--- begin Rows ---

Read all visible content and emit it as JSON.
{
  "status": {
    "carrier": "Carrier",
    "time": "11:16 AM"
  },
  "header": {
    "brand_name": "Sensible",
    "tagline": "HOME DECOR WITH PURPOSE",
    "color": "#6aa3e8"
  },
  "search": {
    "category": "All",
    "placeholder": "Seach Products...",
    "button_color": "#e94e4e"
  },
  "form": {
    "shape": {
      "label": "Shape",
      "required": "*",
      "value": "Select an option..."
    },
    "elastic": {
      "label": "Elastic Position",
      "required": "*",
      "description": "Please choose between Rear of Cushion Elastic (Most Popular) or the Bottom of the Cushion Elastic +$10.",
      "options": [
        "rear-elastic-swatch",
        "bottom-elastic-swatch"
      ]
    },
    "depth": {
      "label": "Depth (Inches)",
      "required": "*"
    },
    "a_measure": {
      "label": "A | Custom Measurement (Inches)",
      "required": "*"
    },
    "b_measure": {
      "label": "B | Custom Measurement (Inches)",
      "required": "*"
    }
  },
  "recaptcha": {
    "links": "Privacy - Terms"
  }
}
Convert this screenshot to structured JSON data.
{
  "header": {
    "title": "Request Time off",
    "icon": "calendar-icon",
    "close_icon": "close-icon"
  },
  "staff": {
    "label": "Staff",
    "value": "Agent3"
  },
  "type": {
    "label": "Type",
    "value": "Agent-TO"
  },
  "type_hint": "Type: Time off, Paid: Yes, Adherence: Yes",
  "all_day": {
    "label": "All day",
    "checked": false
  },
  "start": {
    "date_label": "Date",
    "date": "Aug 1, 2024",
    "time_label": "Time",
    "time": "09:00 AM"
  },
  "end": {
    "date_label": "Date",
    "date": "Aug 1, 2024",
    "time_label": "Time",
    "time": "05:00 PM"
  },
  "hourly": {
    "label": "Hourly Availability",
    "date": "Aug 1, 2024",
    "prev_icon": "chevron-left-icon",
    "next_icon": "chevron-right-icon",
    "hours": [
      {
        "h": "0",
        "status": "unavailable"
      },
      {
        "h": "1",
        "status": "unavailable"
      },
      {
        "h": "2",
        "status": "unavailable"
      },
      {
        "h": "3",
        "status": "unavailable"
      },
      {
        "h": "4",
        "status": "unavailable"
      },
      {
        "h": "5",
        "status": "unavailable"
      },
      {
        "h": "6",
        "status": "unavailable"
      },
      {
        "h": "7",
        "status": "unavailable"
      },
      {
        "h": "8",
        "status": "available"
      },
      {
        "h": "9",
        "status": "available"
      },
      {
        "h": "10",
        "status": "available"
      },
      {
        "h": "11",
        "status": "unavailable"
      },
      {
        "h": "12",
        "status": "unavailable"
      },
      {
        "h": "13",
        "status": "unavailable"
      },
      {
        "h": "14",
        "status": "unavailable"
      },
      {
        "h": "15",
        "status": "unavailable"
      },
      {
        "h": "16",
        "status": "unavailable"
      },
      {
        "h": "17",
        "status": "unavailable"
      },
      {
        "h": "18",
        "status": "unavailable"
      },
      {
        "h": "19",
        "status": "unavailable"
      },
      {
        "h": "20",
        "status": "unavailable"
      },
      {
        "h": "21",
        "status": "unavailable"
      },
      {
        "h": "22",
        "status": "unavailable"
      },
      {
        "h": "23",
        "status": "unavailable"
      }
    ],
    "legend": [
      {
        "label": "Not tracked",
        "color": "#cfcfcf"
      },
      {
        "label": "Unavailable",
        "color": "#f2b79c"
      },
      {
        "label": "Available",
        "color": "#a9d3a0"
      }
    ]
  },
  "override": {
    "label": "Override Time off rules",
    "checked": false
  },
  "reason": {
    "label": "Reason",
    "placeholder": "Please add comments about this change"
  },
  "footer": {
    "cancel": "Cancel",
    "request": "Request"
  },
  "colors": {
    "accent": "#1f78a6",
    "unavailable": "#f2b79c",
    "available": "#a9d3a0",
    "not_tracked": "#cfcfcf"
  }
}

--- end Rows ---

## Short problem
Copy all lines from the entries that contain the word "value".

## Exercise result
      "value": "Select an option..."
    "value": "Agent3"
    "value": "Agent-TO"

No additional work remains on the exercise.